Pick out every line that holds the string "markers" and copy it.

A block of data

<<<<

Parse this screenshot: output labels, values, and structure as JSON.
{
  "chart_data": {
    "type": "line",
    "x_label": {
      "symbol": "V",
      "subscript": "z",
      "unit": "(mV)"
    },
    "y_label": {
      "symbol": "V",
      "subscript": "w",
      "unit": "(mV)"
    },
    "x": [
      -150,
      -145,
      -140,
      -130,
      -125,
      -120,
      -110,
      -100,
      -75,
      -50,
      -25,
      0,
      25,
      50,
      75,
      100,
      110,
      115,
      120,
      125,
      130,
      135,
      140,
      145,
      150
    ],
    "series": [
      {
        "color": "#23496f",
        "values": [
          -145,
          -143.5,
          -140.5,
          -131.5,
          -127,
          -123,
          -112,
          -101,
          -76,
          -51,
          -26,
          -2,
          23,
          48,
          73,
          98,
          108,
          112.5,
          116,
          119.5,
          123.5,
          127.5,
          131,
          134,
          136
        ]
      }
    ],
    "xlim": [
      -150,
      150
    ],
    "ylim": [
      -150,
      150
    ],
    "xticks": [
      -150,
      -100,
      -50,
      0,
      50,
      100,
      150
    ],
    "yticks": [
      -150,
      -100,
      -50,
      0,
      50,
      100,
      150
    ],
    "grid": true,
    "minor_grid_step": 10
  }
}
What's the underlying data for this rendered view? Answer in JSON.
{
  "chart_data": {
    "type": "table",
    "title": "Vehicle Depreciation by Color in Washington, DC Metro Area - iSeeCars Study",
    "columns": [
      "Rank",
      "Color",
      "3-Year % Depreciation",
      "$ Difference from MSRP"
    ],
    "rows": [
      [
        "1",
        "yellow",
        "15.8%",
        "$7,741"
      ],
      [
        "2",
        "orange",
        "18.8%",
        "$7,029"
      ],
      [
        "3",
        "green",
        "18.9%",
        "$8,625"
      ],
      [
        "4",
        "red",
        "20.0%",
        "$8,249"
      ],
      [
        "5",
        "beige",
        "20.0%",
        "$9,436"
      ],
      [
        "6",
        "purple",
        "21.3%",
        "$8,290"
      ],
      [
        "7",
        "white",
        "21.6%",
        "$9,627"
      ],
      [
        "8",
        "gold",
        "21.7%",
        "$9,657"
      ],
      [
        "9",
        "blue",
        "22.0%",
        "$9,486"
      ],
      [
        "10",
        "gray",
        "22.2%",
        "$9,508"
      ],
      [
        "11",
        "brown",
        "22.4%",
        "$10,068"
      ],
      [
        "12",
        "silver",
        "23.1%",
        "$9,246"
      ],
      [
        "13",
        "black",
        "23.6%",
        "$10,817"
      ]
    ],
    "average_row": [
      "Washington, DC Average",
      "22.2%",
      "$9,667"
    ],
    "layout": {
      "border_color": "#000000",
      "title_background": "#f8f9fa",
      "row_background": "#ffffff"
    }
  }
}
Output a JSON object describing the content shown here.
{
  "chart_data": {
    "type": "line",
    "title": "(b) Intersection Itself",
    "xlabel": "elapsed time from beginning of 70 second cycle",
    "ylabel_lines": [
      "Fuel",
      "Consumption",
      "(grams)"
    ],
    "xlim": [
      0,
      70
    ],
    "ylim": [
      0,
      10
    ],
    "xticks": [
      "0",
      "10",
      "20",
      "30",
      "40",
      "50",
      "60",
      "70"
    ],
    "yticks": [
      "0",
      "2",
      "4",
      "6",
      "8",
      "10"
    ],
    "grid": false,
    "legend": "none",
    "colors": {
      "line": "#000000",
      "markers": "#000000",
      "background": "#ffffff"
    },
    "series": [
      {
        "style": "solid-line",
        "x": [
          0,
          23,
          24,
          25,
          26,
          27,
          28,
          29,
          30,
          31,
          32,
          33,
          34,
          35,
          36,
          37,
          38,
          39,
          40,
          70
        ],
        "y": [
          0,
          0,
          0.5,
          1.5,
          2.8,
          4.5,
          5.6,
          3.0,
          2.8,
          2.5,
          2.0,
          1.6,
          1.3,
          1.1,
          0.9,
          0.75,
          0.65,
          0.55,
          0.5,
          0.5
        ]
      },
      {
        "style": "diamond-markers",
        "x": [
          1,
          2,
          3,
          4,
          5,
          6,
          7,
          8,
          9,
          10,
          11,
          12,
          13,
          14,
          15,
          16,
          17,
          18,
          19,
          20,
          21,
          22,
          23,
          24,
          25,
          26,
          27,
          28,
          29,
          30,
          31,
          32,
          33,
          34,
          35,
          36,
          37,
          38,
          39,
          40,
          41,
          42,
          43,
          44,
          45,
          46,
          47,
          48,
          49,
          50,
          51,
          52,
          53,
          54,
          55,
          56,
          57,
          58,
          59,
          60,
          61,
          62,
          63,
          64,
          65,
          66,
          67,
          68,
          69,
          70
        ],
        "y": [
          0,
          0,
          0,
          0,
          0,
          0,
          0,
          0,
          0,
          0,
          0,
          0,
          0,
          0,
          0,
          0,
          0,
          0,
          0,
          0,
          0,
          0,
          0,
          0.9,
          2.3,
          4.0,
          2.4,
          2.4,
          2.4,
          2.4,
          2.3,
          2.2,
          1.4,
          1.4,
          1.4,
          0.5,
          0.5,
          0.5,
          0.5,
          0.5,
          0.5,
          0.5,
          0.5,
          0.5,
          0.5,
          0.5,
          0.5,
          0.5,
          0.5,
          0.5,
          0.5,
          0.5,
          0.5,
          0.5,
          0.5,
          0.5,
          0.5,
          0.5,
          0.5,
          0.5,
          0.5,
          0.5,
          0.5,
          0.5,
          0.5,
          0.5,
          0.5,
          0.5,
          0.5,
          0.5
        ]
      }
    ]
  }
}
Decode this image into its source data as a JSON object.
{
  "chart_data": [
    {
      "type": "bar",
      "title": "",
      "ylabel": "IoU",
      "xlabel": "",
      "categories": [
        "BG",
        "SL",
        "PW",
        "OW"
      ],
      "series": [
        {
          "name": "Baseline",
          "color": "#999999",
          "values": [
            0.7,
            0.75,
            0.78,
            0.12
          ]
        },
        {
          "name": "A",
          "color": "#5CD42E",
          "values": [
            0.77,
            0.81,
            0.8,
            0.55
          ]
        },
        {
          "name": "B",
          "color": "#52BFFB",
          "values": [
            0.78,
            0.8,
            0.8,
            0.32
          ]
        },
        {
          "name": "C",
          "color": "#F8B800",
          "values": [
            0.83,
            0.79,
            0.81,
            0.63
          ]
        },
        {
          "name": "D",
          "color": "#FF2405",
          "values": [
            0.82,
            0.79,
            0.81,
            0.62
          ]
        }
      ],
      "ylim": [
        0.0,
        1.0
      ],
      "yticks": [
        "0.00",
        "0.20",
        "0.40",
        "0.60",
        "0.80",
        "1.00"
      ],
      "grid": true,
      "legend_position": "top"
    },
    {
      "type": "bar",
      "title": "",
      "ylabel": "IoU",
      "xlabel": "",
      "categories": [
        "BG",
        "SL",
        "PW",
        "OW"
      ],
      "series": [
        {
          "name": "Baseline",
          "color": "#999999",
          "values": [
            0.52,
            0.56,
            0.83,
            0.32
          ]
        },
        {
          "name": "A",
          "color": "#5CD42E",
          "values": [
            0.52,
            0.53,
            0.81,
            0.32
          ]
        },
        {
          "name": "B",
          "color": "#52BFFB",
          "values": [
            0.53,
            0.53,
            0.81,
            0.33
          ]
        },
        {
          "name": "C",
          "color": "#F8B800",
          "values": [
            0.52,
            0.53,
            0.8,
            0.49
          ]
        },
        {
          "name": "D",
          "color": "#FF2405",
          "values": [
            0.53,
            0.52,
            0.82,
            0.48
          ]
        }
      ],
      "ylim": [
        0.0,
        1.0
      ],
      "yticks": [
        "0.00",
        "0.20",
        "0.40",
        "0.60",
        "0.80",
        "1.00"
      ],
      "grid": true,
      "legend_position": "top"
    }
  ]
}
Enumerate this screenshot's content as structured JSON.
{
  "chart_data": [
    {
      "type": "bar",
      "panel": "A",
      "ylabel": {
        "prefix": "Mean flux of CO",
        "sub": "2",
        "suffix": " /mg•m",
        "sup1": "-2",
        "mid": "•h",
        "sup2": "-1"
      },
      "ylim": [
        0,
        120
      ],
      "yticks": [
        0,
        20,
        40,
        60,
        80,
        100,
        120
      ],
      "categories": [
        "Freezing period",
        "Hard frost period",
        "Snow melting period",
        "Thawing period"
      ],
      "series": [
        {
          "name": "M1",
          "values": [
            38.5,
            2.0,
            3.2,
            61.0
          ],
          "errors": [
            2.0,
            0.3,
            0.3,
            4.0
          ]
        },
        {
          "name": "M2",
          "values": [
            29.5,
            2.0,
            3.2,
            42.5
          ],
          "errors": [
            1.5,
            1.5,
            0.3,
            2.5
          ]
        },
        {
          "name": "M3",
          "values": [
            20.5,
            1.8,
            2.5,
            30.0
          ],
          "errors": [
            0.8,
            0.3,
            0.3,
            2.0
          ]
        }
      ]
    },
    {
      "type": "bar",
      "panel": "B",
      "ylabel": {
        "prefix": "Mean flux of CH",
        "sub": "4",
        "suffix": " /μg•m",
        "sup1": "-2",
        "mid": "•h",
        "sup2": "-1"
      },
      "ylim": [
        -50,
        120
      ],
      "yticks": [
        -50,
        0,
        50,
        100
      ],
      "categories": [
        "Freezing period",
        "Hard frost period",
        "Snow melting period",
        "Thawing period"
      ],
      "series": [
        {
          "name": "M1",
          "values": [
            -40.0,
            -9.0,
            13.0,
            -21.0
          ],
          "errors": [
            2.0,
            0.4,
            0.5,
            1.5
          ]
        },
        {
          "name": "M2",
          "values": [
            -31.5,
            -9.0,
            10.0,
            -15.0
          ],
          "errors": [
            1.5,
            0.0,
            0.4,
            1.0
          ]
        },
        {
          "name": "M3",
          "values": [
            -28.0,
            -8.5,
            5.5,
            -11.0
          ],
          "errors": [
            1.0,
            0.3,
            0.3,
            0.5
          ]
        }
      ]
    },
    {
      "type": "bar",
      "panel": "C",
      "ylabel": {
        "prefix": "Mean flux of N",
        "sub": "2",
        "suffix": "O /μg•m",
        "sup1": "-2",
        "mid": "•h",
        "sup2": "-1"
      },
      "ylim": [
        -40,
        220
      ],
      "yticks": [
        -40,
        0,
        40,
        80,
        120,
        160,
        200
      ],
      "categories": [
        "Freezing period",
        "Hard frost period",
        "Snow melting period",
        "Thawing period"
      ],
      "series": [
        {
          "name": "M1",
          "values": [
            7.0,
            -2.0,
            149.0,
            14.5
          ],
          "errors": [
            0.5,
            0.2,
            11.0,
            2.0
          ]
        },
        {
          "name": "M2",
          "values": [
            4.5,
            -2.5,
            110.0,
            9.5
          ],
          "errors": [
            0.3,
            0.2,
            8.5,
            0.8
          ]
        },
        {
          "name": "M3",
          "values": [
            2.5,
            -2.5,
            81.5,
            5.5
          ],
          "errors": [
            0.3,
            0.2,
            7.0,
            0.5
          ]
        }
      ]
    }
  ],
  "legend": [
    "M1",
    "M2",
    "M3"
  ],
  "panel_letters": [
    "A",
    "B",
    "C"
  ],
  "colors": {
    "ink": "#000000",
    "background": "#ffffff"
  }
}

>>>>

SOLUTION TO THIS PROBLEM:
      "markers": "#000000",
        "style": "diamond-markers",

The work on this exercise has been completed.